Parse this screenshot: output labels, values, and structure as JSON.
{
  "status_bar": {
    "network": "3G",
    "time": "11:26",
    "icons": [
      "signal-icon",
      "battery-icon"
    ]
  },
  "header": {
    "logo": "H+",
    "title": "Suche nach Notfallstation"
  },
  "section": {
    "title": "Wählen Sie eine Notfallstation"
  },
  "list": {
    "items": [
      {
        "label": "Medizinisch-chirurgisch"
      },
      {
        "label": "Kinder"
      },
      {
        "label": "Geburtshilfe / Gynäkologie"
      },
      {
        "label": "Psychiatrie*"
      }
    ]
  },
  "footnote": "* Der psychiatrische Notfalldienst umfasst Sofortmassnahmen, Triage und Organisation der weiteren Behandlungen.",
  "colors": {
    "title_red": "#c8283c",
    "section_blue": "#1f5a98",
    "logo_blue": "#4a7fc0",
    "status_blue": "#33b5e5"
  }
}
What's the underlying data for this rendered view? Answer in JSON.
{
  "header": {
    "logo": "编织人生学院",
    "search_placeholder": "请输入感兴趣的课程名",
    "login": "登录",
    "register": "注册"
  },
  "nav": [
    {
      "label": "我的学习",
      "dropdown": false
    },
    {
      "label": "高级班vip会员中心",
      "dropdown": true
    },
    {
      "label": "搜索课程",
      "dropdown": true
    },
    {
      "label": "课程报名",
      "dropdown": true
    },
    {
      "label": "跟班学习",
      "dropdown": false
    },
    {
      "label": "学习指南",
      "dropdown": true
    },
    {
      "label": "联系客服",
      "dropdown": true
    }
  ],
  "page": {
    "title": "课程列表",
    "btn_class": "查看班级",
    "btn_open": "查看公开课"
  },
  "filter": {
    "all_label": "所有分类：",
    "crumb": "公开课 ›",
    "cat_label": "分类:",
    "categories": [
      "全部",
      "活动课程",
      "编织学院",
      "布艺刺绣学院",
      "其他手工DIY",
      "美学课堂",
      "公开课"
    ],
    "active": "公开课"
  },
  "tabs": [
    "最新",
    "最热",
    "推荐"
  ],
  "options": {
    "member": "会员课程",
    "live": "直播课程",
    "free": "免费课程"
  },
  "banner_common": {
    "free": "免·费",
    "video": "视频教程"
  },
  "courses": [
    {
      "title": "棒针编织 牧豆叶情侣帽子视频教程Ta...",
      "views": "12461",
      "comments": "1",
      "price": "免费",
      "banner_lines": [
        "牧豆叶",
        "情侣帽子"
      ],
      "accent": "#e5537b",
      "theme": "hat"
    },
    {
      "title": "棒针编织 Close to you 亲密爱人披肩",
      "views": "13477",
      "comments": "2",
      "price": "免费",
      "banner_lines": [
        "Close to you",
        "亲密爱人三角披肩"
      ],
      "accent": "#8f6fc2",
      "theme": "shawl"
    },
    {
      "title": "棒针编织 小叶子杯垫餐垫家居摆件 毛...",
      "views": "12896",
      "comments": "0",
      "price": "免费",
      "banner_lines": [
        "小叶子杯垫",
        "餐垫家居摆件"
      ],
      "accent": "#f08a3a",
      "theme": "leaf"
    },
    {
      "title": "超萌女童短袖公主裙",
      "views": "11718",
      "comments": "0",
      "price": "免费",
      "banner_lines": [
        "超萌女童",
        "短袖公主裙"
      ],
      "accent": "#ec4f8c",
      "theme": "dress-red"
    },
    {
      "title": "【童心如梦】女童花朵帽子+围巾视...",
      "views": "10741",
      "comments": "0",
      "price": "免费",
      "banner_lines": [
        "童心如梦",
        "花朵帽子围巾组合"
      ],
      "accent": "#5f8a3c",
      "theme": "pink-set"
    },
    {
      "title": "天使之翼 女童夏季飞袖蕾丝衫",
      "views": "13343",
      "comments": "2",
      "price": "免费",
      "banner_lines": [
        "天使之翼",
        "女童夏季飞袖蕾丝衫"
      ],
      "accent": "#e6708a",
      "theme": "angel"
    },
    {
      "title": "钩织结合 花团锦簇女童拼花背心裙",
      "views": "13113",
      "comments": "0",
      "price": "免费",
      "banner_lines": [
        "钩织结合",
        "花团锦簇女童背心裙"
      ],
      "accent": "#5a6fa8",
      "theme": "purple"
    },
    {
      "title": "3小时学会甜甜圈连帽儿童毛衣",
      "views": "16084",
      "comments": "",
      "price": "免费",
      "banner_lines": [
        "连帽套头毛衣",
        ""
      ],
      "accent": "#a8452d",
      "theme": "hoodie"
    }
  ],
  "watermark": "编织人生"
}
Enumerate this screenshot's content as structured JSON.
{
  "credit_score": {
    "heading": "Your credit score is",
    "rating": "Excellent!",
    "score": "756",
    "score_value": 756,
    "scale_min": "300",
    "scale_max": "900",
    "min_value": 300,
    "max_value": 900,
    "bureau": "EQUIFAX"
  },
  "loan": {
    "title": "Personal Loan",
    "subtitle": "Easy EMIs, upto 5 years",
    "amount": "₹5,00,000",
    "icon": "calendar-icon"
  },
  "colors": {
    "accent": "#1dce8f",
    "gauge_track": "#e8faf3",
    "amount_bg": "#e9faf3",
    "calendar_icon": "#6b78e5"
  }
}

## Stated goal
Identify the lines that hold the word "棒针编织". Copy every one of them.

## Answer to this problem
      "title": "棒针编织 牧豆叶情侣帽子视频教程Ta...",
      "title": "棒针编织 Close to you 亲密爱人披肩",
      "title": "棒针编织 小叶子杯垫餐垫家居摆件 毛...",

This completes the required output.